■ YOUR OBJECTIVE
Send back the records in full, character for character.

### TASK MATERIAL

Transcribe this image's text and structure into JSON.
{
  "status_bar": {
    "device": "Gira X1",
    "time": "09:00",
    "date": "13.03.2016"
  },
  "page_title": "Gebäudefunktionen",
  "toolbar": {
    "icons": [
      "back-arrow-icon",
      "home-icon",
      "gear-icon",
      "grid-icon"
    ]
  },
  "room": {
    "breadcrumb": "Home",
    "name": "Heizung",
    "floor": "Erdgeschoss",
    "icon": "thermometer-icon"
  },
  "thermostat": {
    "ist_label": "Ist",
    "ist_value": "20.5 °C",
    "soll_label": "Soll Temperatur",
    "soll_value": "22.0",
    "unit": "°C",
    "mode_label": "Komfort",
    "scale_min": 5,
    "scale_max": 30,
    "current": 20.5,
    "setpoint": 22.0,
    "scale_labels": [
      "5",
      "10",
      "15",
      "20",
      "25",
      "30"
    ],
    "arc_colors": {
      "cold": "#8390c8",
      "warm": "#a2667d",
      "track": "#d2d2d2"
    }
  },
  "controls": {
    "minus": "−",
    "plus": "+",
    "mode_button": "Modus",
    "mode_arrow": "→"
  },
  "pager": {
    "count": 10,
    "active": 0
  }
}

######

■ THE OUTPUT
Transcribe this image's text and structure into JSON.
{
  "status_bar": {
    "device": "Gira X1",
    "time": "09:00",
    "date": "13.03.2016"
  },
  "page_title": "Gebäudefunktionen",
  "toolbar": {
    "icons": [
      "back-arrow-icon",
      "home-icon",
      "gear-icon",
      "grid-icon"
    ]
  },
  "room": {
    "breadcrumb": "Home",
    "name": "Heizung",
    "floor": "Erdgeschoss",
    "icon": "thermometer-icon"
  },
  "thermostat": {
    "ist_label": "Ist",
    "ist_value": "20.5 °C",
    "soll_label": "Soll Temperatur",
    "soll_value": "22.0",
    "unit": "°C",
    "mode_label": "Komfort",
    "scale_min": 5,
    "scale_max": 30,
    "current": 20.5,
    "setpoint": 22.0,
    "scale_labels": [
      "5",
      "10",
      "15",
      "20",
      "25",
      "30"
    ],
    "arc_colors": {
      "cold": "#8390c8",
      "warm": "#a2667d",
      "track": "#d2d2d2"
    }
  },
  "controls": {
    "minus": "−",
    "plus": "+",
    "mode_button": "Modus",
    "mode_arrow": "→"
  },
  "pager": {
    "count": 10,
    "active": 0
  }
}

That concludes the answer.